__What you have to do__
Find and copy each line of the records where the string "name" shows up.

** begin Given information **

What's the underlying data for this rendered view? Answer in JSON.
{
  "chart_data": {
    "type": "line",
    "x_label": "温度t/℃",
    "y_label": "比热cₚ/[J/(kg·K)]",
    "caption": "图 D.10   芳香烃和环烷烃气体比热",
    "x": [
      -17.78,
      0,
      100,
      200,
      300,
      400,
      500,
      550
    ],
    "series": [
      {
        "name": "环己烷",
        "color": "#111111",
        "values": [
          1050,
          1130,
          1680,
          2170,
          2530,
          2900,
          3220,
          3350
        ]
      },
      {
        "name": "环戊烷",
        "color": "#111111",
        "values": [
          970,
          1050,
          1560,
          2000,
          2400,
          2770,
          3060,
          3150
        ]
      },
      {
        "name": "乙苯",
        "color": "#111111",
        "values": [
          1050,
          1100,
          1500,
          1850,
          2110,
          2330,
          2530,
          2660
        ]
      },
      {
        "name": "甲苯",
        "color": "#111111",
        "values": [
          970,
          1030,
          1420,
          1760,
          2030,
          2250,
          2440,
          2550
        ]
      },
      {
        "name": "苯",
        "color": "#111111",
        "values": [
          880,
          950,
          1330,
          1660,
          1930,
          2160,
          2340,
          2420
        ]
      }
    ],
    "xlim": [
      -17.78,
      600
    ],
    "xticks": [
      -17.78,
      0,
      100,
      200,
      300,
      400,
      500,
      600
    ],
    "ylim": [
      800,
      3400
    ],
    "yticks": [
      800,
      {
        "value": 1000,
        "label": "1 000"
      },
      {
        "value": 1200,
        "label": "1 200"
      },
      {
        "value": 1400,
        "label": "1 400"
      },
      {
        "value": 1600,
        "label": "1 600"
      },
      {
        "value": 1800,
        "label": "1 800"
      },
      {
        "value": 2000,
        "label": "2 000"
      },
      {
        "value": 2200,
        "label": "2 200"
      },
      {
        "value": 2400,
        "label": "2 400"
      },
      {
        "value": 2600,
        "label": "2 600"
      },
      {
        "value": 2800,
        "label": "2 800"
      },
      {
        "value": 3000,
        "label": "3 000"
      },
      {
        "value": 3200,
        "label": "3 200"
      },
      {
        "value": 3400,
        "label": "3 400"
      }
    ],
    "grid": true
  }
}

** end Given information **

__Solution for this exercise__
        "name": "环己烷",
        "name": "环戊烷",
        "name": "乙苯",
        "name": "甲苯",
        "name": "苯",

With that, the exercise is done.